- **Task directions**: Word for word, transcribe the lines below and drop the pictures.

Saved data entries:
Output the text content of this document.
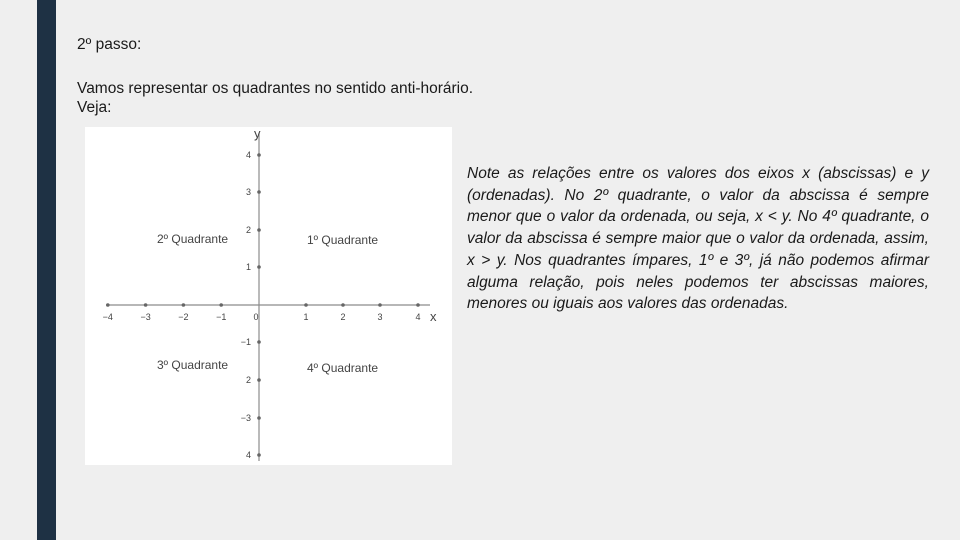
2º passo:
Vamos representar os quadrantes no sentido anti-horário.
Veja:
−4	−3	−2	−1	0	1	2	3	4
4
3
2
1
−1
2
−3
4
x
y
1º Quadrante
2º Quadrante
3º Quadrante	4º Quadrante

Note as relações entre os valores dos eixos x (abscissas) e y (ordenadas). No 2º quadrante, o valor da abscissa é sempre menor que o valor da ordenada, ou seja, x < y. No 4º quadrante, o valor da abscissa é sempre maior que o valor da ordenada, assim, x > y. Nos quadrantes ímpares, 1º e 3º, já não podemos afirmar alguma relação, pois neles podemos ter abscissas maiores, menores ou iguais aos valores das ordenadas.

- **Response**:
Output the text content of this document.
2º passo:
Vamos representar os quadrantes no sentido anti-horário.
Veja:
−4	−3	−2	−1	0	1	2	3	4
4
3
2
1
−1
2
−3
4
x
y
1º Quadrante
2º Quadrante
3º Quadrante	4º Quadrante

Note as relações entre os valores dos eixos x (abscissas) e y (ordenadas). No 2º quadrante, o valor da abscissa é sempre menor que o valor da ordenada, ou seja, x < y. No 4º quadrante, o valor da abscissa é sempre maior que o valor da ordenada, assim, x > y. Nos quadrantes ímpares, 1º e 3º, já não podemos afirmar alguma relação, pois neles podemos ter abscissas maiores, menores ou iguais aos valores das ordenadas.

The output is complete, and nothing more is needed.